What is expected -
Word for word, give the material below again, minus any images.

Listed records -
## start
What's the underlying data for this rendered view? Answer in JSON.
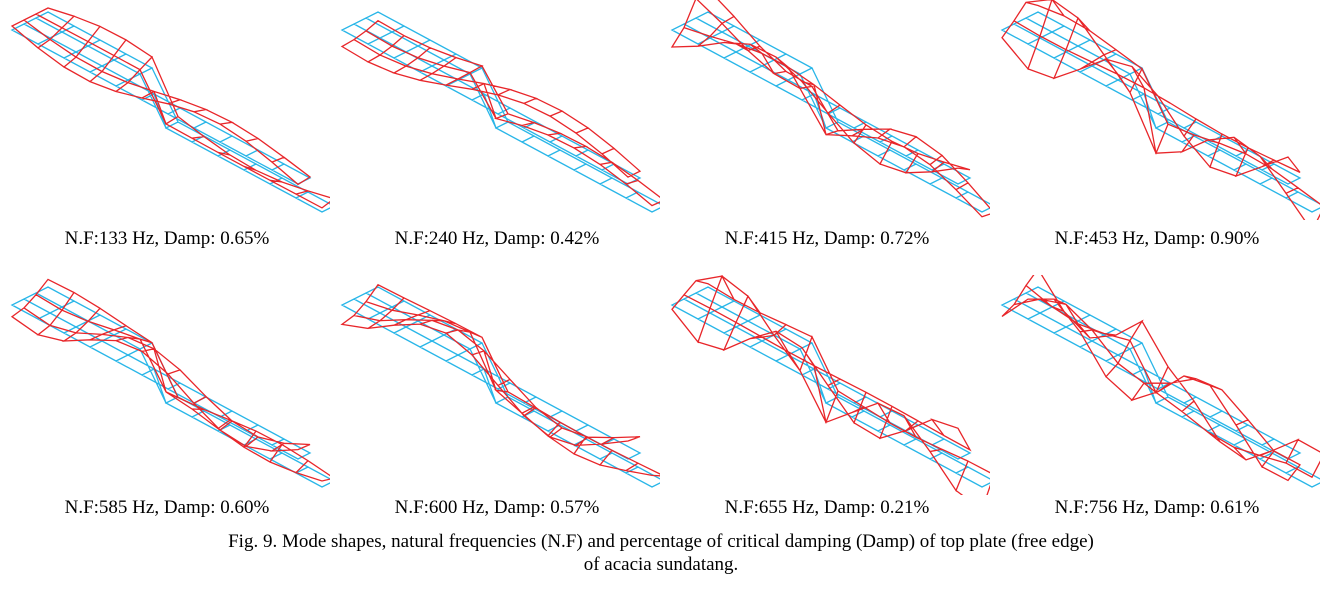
{
  "figure": {
    "panels": [
      {
        "caption": "N.F:133 Hz, Damp: 0.65%"
      },
      {
        "caption": "N.F:240 Hz, Damp: 0.42%"
      },
      {
        "caption": "N.F:415 Hz, Damp: 0.72%"
      },
      {
        "caption": "N.F:453 Hz, Damp: 0.90%"
      },
      {
        "caption": "N.F:585 Hz, Damp: 0.60%"
      },
      {
        "caption": "N.F:600 Hz, Damp: 0.57%"
      },
      {
        "caption": "N.F:655 Hz, Damp: 0.21%"
      },
      {
        "caption": "N.F:756 Hz, Damp: 0.61%"
      }
    ],
    "caption_lines": [
      "Fig. 9. Mode shapes, natural frequencies (N.F) and percentage of critical damping (Damp) of top plate (free edge)",
      "of acacia sundatang."
    ]
  }
}
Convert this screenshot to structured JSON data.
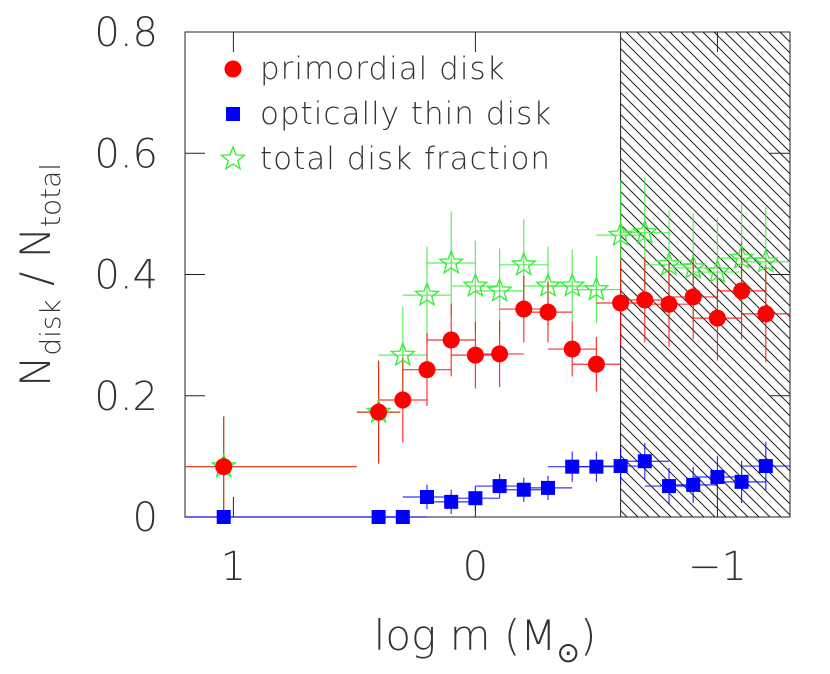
{
  "chart_data": {
    "type": "errorbar",
    "xlabel": [
      "log m (M",
      "⊙",
      ")"
    ],
    "ylabel": [
      "N",
      "disk",
      " / N",
      "total"
    ],
    "x": [
      1.04,
      0.4,
      0.3,
      0.2,
      0.1,
      0.0,
      -0.1,
      -0.2,
      -0.3,
      -0.4,
      -0.5,
      -0.6,
      -0.7,
      -0.8,
      -0.9,
      -1.0,
      -1.1,
      -1.2
    ],
    "x_left": [
      1.2,
      0.49,
      0.4,
      0.3,
      0.2,
      0.1,
      0.0,
      -0.1,
      -0.2,
      -0.3,
      -0.4,
      -0.5,
      -0.6,
      -0.7,
      -0.8,
      -0.9,
      -1.0,
      -1.1
    ],
    "x_right": [
      0.49,
      0.31,
      0.2,
      0.1,
      0.0,
      -0.1,
      -0.2,
      -0.3,
      -0.4,
      -0.5,
      -0.6,
      -0.7,
      -0.8,
      -0.9,
      -1.0,
      -1.1,
      -1.2,
      -1.3
    ],
    "series": [
      {
        "name": "primordial disk",
        "color": "#ff0000",
        "marker": "circle",
        "values": [
          0.083,
          0.173,
          0.193,
          0.243,
          0.292,
          0.267,
          0.269,
          0.343,
          0.338,
          0.277,
          0.252,
          0.353,
          0.358,
          0.351,
          0.363,
          0.328,
          0.373,
          0.335
        ],
        "yerr": [
          0.083,
          0.085,
          0.07,
          0.06,
          0.06,
          0.055,
          0.055,
          0.055,
          0.05,
          0.045,
          0.045,
          0.07,
          0.07,
          0.07,
          0.07,
          0.07,
          0.08,
          0.08
        ]
      },
      {
        "name": "optically thin disk",
        "color": "#0000ff",
        "marker": "square",
        "values": [
          0,
          0,
          0,
          0.033,
          0.025,
          0.031,
          0.051,
          0.045,
          0.048,
          0.083,
          0.083,
          0.084,
          0.092,
          0.051,
          0.053,
          0.066,
          0.058,
          0.084
        ],
        "yerr": [
          0,
          0,
          0,
          0.02,
          0.02,
          0.02,
          0.02,
          0.02,
          0.02,
          0.025,
          0.025,
          0.03,
          0.03,
          0.03,
          0.03,
          0.035,
          0.035,
          0.04
        ]
      },
      {
        "name": "total disk fraction",
        "color": "#33ee33",
        "marker": "star",
        "values": [
          0.083,
          0.173,
          0.267,
          0.366,
          0.419,
          0.381,
          0.373,
          0.416,
          0.381,
          0.381,
          0.375,
          0.465,
          0.469,
          0.416,
          0.411,
          0.404,
          0.427,
          0.421
        ],
        "yerr": [
          0.083,
          0.085,
          0.08,
          0.08,
          0.085,
          0.075,
          0.07,
          0.075,
          0.065,
          0.06,
          0.055,
          0.09,
          0.09,
          0.09,
          0.09,
          0.09,
          0.09,
          0.09
        ]
      }
    ],
    "xlim": [
      1.2,
      -1.3
    ],
    "ylim": [
      0,
      0.8
    ],
    "xticks": [
      1,
      0,
      {
        "value": -1,
        "label": "−1"
      }
    ],
    "yticks": [
      0,
      0.2,
      0.4,
      0.6,
      0.8
    ],
    "shaded_from": -0.6,
    "legend": "upper left"
  }
}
## end
Answer for the task -
What's the underlying data for this rendered view? Answer in JSON.
{
  "figure": {
    "panels": [
      {
        "caption": "N.F:133 Hz, Damp: 0.65%"
      },
      {
        "caption": "N.F:240 Hz, Damp: 0.42%"
      },
      {
        "caption": "N.F:415 Hz, Damp: 0.72%"
      },
      {
        "caption": "N.F:453 Hz, Damp: 0.90%"
      },
      {
        "caption": "N.F:585 Hz, Damp: 0.60%"
      },
      {
        "caption": "N.F:600 Hz, Damp: 0.57%"
      },
      {
        "caption": "N.F:655 Hz, Damp: 0.21%"
      },
      {
        "caption": "N.F:756 Hz, Damp: 0.61%"
      }
    ],
    "caption_lines": [
      "Fig. 9. Mode shapes, natural frequencies (N.F) and percentage of critical damping (Damp) of top plate (free edge)",
      "of acacia sundatang."
    ]
  }
}
Convert this screenshot to structured JSON data.
{
  "chart_data": {
    "type": "errorbar",
    "xlabel": [
      "log m (M",
      "⊙",
      ")"
    ],
    "ylabel": [
      "N",
      "disk",
      " / N",
      "total"
    ],
    "x": [
      1.04,
      0.4,
      0.3,
      0.2,
      0.1,
      0.0,
      -0.1,
      -0.2,
      -0.3,
      -0.4,
      -0.5,
      -0.6,
      -0.7,
      -0.8,
      -0.9,
      -1.0,
      -1.1,
      -1.2
    ],
    "x_left": [
      1.2,
      0.49,
      0.4,
      0.3,
      0.2,
      0.1,
      0.0,
      -0.1,
      -0.2,
      -0.3,
      -0.4,
      -0.5,
      -0.6,
      -0.7,
      -0.8,
      -0.9,
      -1.0,
      -1.1
    ],
    "x_right": [
      0.49,
      0.31,
      0.2,
      0.1,
      0.0,
      -0.1,
      -0.2,
      -0.3,
      -0.4,
      -0.5,
      -0.6,
      -0.7,
      -0.8,
      -0.9,
      -1.0,
      -1.1,
      -1.2,
      -1.3
    ],
    "series": [
      {
        "name": "primordial disk",
        "color": "#ff0000",
        "marker": "circle",
        "values": [
          0.083,
          0.173,
          0.193,
          0.243,
          0.292,
          0.267,
          0.269,
          0.343,
          0.338,
          0.277,
          0.252,
          0.353,
          0.358,
          0.351,
          0.363,
          0.328,
          0.373,
          0.335
        ],
        "yerr": [
          0.083,
          0.085,
          0.07,
          0.06,
          0.06,
          0.055,
          0.055,
          0.055,
          0.05,
          0.045,
          0.045,
          0.07,
          0.07,
          0.07,
          0.07,
          0.07,
          0.08,
          0.08
        ]
      },
      {
        "name": "optically thin disk",
        "color": "#0000ff",
        "marker": "square",
        "values": [
          0,
          0,
          0,
          0.033,
          0.025,
          0.031,
          0.051,
          0.045,
          0.048,
          0.083,
          0.083,
          0.084,
          0.092,
          0.051,
          0.053,
          0.066,
          0.058,
          0.084
        ],
        "yerr": [
          0,
          0,
          0,
          0.02,
          0.02,
          0.02,
          0.02,
          0.02,
          0.02,
          0.025,
          0.025,
          0.03,
          0.03,
          0.03,
          0.03,
          0.035,
          0.035,
          0.04
        ]
      },
      {
        "name": "total disk fraction",
        "color": "#33ee33",
        "marker": "star",
        "values": [
          0.083,
          0.173,
          0.267,
          0.366,
          0.419,
          0.381,
          0.373,
          0.416,
          0.381,
          0.381,
          0.375,
          0.465,
          0.469,
          0.416,
          0.411,
          0.404,
          0.427,
          0.421
        ],
        "yerr": [
          0.083,
          0.085,
          0.08,
          0.08,
          0.085,
          0.075,
          0.07,
          0.075,
          0.065,
          0.06,
          0.055,
          0.09,
          0.09,
          0.09,
          0.09,
          0.09,
          0.09,
          0.09
        ]
      }
    ],
    "xlim": [
      1.2,
      -1.3
    ],
    "ylim": [
      0,
      0.8
    ],
    "xticks": [
      1,
      0,
      {
        "value": -1,
        "label": "−1"
      }
    ],
    "yticks": [
      0,
      0.2,
      0.4,
      0.6,
      0.8
    ],
    "shaded_from": -0.6,
    "legend": "upper left"
  }
}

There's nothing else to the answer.